* **Material provided**:
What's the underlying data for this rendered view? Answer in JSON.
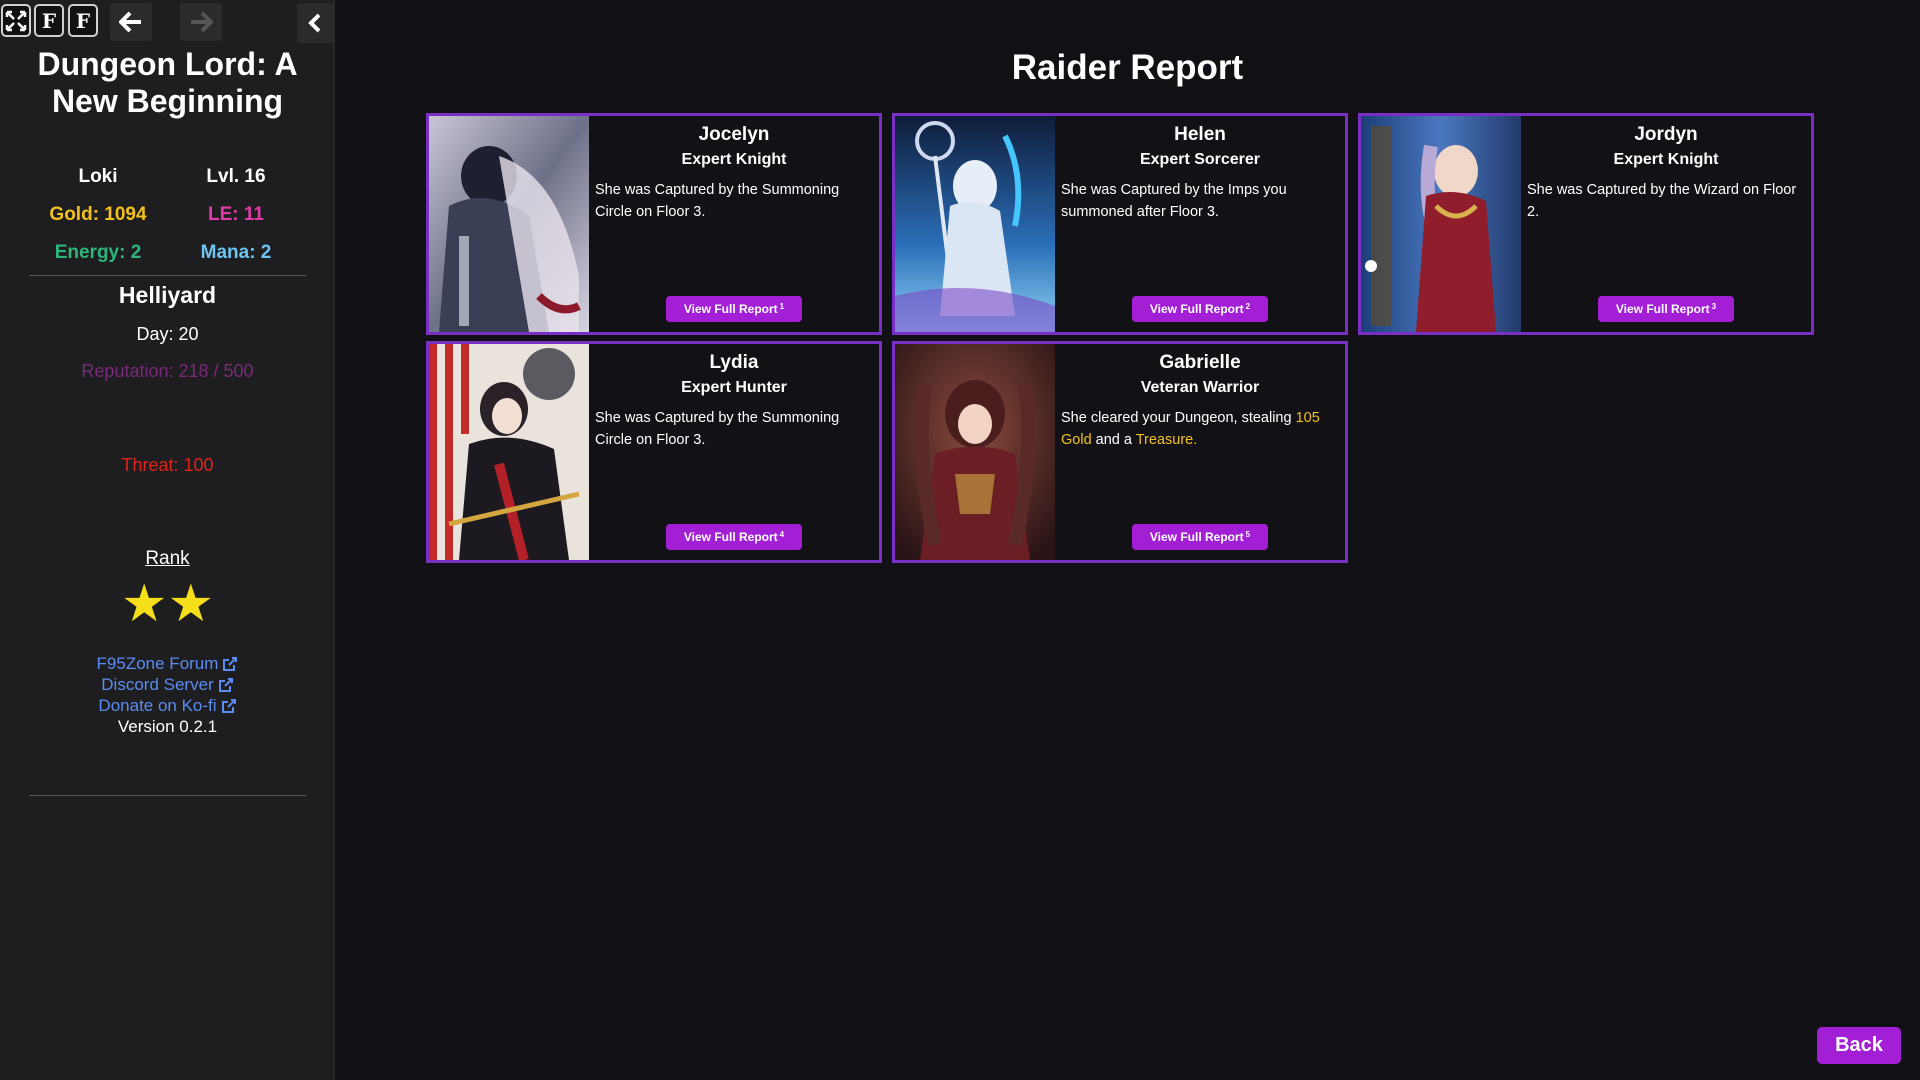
{
  "sidebar": {
    "game_title_line1": "Dungeon Lord: A",
    "game_title_line2": "New Beginning",
    "player_name": "Loki",
    "level": "Lvl. 16",
    "gold": "Gold: 1094",
    "le": "LE: 11",
    "energy": "Energy: 2",
    "mana": "Mana: 2",
    "dungeon_name": "Helliyard",
    "day": "Day: 20",
    "reputation": "Reputation: 218 / 500",
    "threat": "Threat: 100",
    "rank_label": "Rank",
    "rank_stars": "★★",
    "links": [
      "F95Zone Forum",
      "Discord Server",
      "Donate on Ko-fi"
    ],
    "version": "Version 0.2.1",
    "colors": {
      "gold": "#f3c11d",
      "le": "#e33aa7",
      "energy": "#2eb57a",
      "mana": "#6cc4f2",
      "reputation": "#7a2a78",
      "threat": "#e0241a",
      "link": "#5b8cf2"
    }
  },
  "toolbar": {
    "icons": [
      "fullscreen-icon",
      "font-icon",
      "font-small-icon",
      "arrow-left-icon",
      "arrow-right-icon",
      "chevron-left-icon"
    ]
  },
  "main": {
    "title": "Raider Report",
    "back_label": "Back",
    "raiders": [
      {
        "name": "Jocelyn",
        "class": "Expert Knight",
        "desc": "She was Captured by the Summoning Circle on Floor 3.",
        "button": "View Full Report",
        "num": "1"
      },
      {
        "name": "Helen",
        "class": "Expert Sorcerer",
        "desc": "She was Captured by the Imps you summoned after Floor 3.",
        "button": "View Full Report",
        "num": "2"
      },
      {
        "name": "Jordyn",
        "class": "Expert Knight",
        "desc": "She was Captured by the Wizard on Floor 2.",
        "button": "View Full Report",
        "num": "3"
      },
      {
        "name": "Lydia",
        "class": "Expert Hunter",
        "desc": "She was Captured by the Summoning Circle on Floor 3.",
        "button": "View Full Report",
        "num": "4"
      },
      {
        "name": "Gabrielle",
        "class": "Veteran Warrior",
        "desc_parts": [
          "She cleared your Dungeon, stealing ",
          "105 Gold",
          " and a ",
          "Treasure."
        ],
        "button": "View Full Report",
        "num": "5"
      }
    ],
    "accent": "#a21fd6",
    "card_border": "#7a2fc4"
  }
}
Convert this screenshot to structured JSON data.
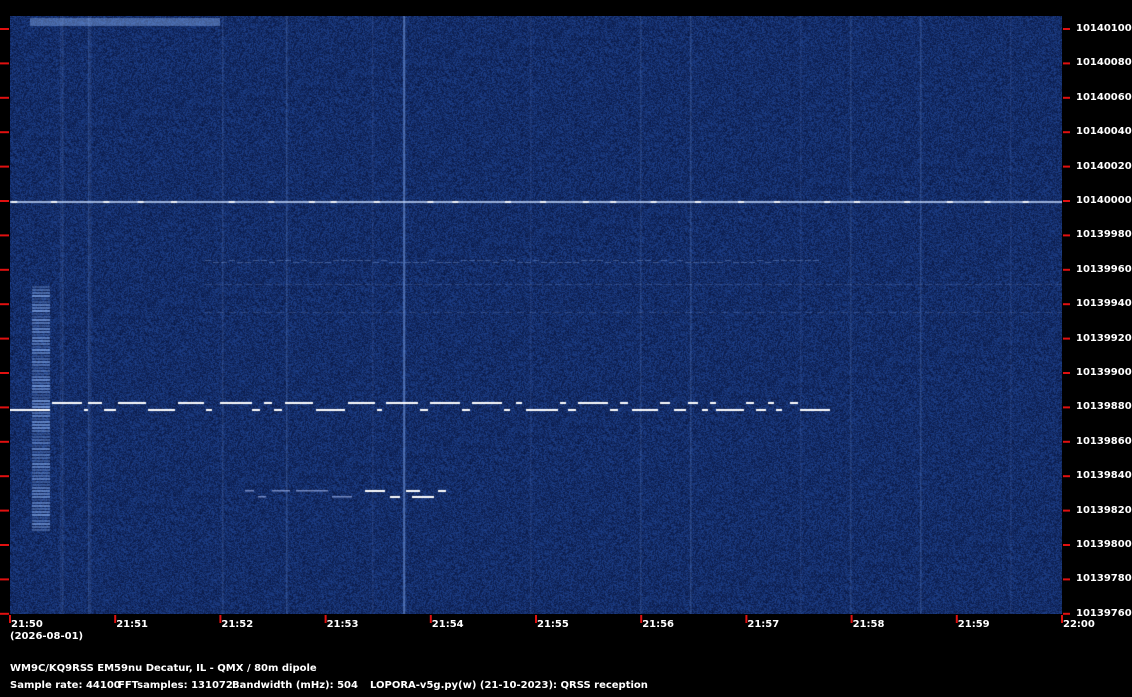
{
  "spectrogram": {
    "carrier_freq": "10140000",
    "signals": {
      "main_trace_freq": "10139876",
      "secondary_trace_freq": "10139830",
      "faint_trace_freq": "10139962"
    }
  },
  "y_axis": {
    "labels": [
      "10140100",
      "10140080",
      "10140060",
      "10140040",
      "10140020",
      "10140000",
      "10139980",
      "10139960",
      "10139940",
      "10139920",
      "10139900",
      "10139880",
      "10139860",
      "10139840",
      "10139820",
      "10139800",
      "10139780",
      "10139760"
    ]
  },
  "x_axis": {
    "labels": [
      "21:50",
      "21:51",
      "21:52",
      "21:53",
      "21:54",
      "21:55",
      "21:56",
      "21:57",
      "21:58",
      "21:59",
      "22:00"
    ],
    "date": "(2026-08-01)"
  },
  "footer": {
    "station": "WM9C/KQ9RSS EM59nu Decatur, IL - QMX / 80m dipole",
    "sample_rate": "Sample rate: 44100",
    "fft_samples": "FFTsamples: 131072",
    "bandwidth": "Bandwidth (mHz): 504",
    "software": "LOPORA-v5g.py(w) (21-10-2023): QRSS reception"
  },
  "colors": {
    "background": "#0b1a4a",
    "tick": "#e01010",
    "signal": "#ffffff"
  }
}
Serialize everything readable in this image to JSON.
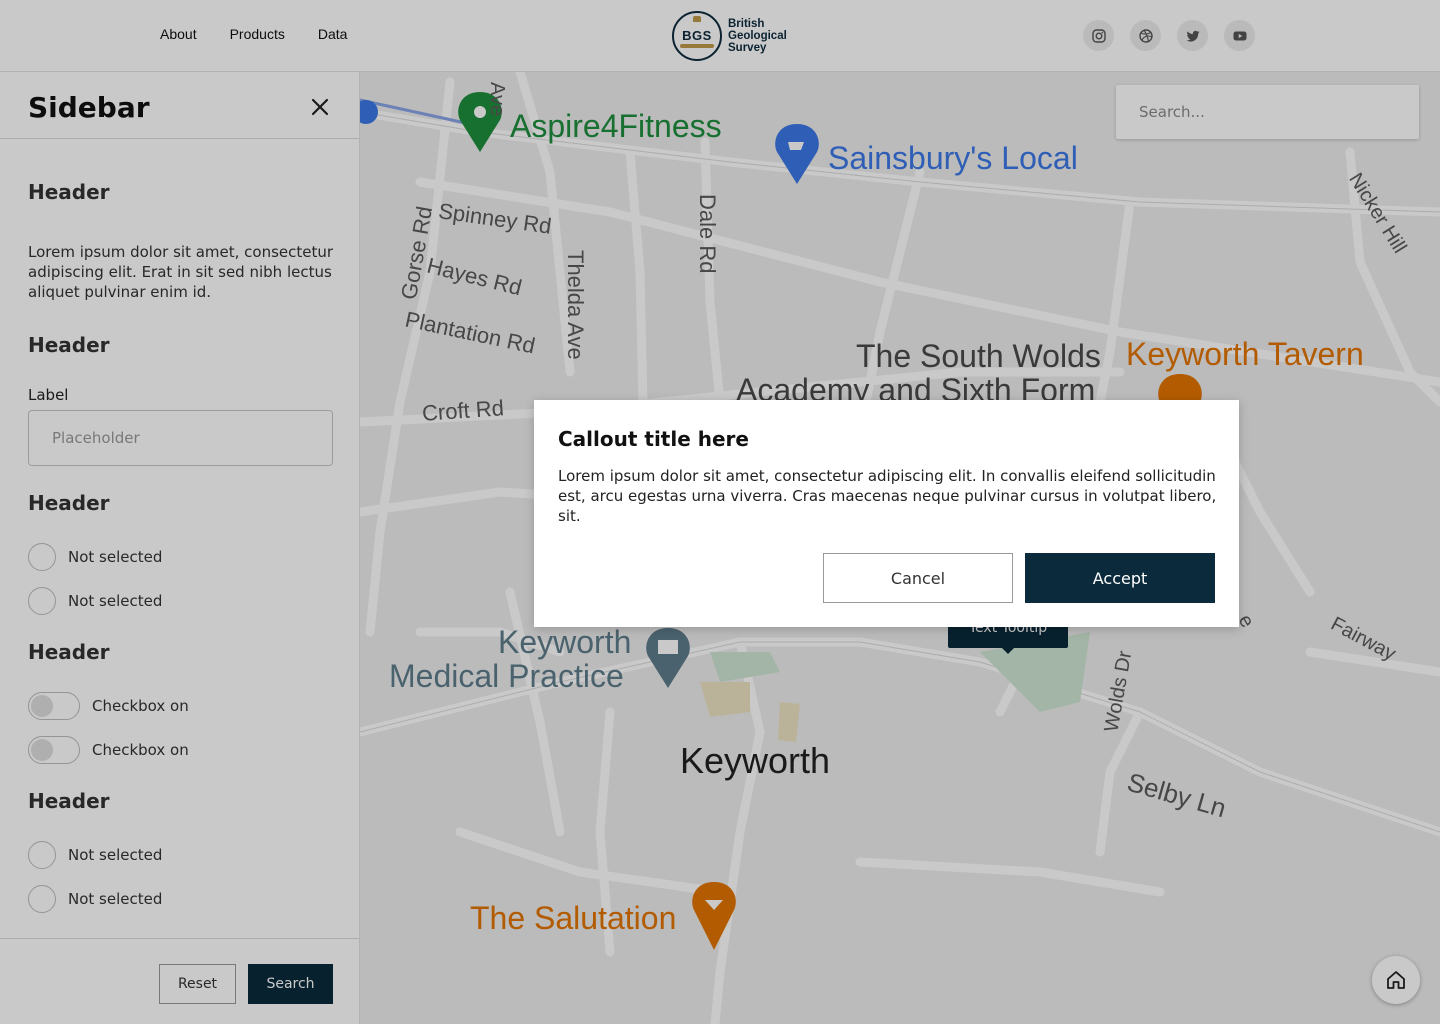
{
  "header": {
    "nav": [
      "About",
      "Products",
      "Data"
    ],
    "logo": {
      "badge_text": "BGS",
      "lines": [
        "British",
        "Geological",
        "Survey"
      ]
    },
    "social": [
      "instagram-icon",
      "dribbble-icon",
      "twitter-icon",
      "youtube-icon"
    ]
  },
  "sidebar": {
    "title": "Sidebar",
    "sections": [
      {
        "header": "Header",
        "paragraph": "Lorem ipsum dolor sit amet, consectetur adipiscing elit. Erat in sit sed nibh lectus aliquet pulvinar enim id."
      },
      {
        "header": "Header",
        "field_label": "Label",
        "field_placeholder": "Placeholder"
      },
      {
        "header": "Header",
        "radios": [
          "Not selected",
          "Not selected"
        ]
      },
      {
        "header": "Header",
        "toggles": [
          "Checkbox on",
          "Checkbox on"
        ]
      },
      {
        "header": "Header",
        "radios": [
          "Not selected",
          "Not selected"
        ]
      }
    ],
    "buttons": {
      "reset": "Reset",
      "search": "Search"
    }
  },
  "map": {
    "search_placeholder": "Search...",
    "places": {
      "aspire": "Aspire4Fitness",
      "sainsburys": "Sainsbury's Local",
      "academy_line1": "The South Wolds",
      "academy_line2": "Academy and Sixth Form",
      "tavern": "Keyworth Tavern",
      "medical_line1": "Keyworth",
      "medical_line2": "Medical Practice",
      "town": "Keyworth",
      "salutation": "The Salutation"
    },
    "streets": {
      "spinney": "Spinney Rd",
      "gorse": "Gorse Rd",
      "hayes": "Hayes Rd",
      "plantation": "Plantation Rd",
      "croft": "Croft Rd",
      "thelda": "Thelda Ave",
      "dale": "Dale Rd",
      "nicker": "Nicker Hill",
      "wolds": "Wolds Dr",
      "selby": "Selby Ln",
      "fairway": "Fairway",
      "ave": "Ave",
      "e": "e"
    },
    "tooltip": "Text Tooltip"
  },
  "modal": {
    "title": "Callout title here",
    "body": "Lorem ipsum dolor sit amet, consectetur adipiscing elit. In convallis eleifend sollicitudin est, arcu egestas urna viverra. Cras maecenas neque pulvinar cursus in volutpat libero, sit.",
    "cancel": "Cancel",
    "accept": "Accept"
  },
  "colors": {
    "primary": "#0b2b3c",
    "green_poi": "#1e8e3e",
    "blue_poi": "#3b78e7",
    "orange_poi": "#e37400",
    "gray_poi": "#5f7d8c"
  }
}
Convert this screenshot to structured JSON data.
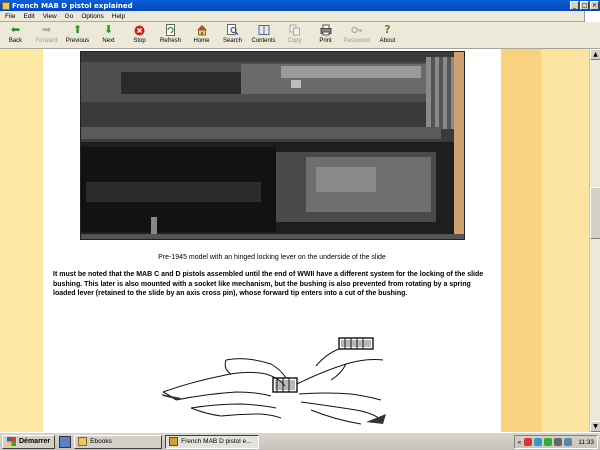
{
  "window": {
    "title": "French MAB D pistol explained"
  },
  "menubar": {
    "items": [
      "File",
      "Edit",
      "View",
      "Go",
      "Options",
      "Help"
    ]
  },
  "toolbar": {
    "buttons": [
      {
        "label": "Back",
        "icon": "arrow-left-icon",
        "enabled": true,
        "color": "#2a8a2a"
      },
      {
        "label": "Forward",
        "icon": "arrow-right-icon",
        "enabled": false,
        "color": "#a8a8a8"
      },
      {
        "label": "Previous",
        "icon": "arrow-up-icon",
        "enabled": true,
        "color": "#2a9a2a"
      },
      {
        "label": "Next",
        "icon": "arrow-down-icon",
        "enabled": true,
        "color": "#2a9a2a"
      },
      {
        "label": "Stop",
        "icon": "stop-icon",
        "enabled": true,
        "color": "#cc1f1f"
      },
      {
        "label": "Refresh",
        "icon": "refresh-icon",
        "enabled": true,
        "color": "#3a8a3a"
      },
      {
        "label": "Home",
        "icon": "home-icon",
        "enabled": true,
        "color": "#a87830"
      },
      {
        "label": "Search",
        "icon": "search-icon",
        "enabled": true,
        "color": "#3a5a8a"
      },
      {
        "label": "Contents",
        "icon": "book-icon",
        "enabled": true,
        "color": "#5a6a8a"
      },
      {
        "label": "Copy",
        "icon": "copy-icon",
        "enabled": false,
        "color": "#a8a8a8"
      },
      {
        "label": "Print",
        "icon": "printer-icon",
        "enabled": true,
        "color": "#555555"
      },
      {
        "label": "Password",
        "icon": "key-icon",
        "enabled": false,
        "color": "#a8a8a8"
      },
      {
        "label": "About",
        "icon": "question-icon",
        "enabled": true,
        "color": "#6a8a2a"
      }
    ]
  },
  "page": {
    "caption": "Pre-1945 model with an hinged locking lever on the underside of the slide",
    "paragraph": "It must be noted that the MAB C and D pistols assembled until the end of WWII have a different system for the locking of the slide bushing. This later is also mounted with a socket like mechanism, but the bushing is also prevented from rotating by a spring loaded lever (retained to the slide by an axis cross pin), whose forward tip enters into a cut of the bushing."
  },
  "taskbar": {
    "start_label": "Démarrer",
    "tasks": [
      {
        "label": "Ebooks",
        "active": false
      },
      {
        "label": "French MAB D pistol e...",
        "active": true
      }
    ],
    "clock": "11:33",
    "chevron": "«"
  },
  "colors": {
    "titlebar": "#0a5fd8",
    "page_bg": "#ffffff",
    "margin_band": "#f7d892"
  }
}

* **What the task asks**: Report how many lines of the listing above include the word "JSON". Say nothing but the number.

* **Result for this task**: 4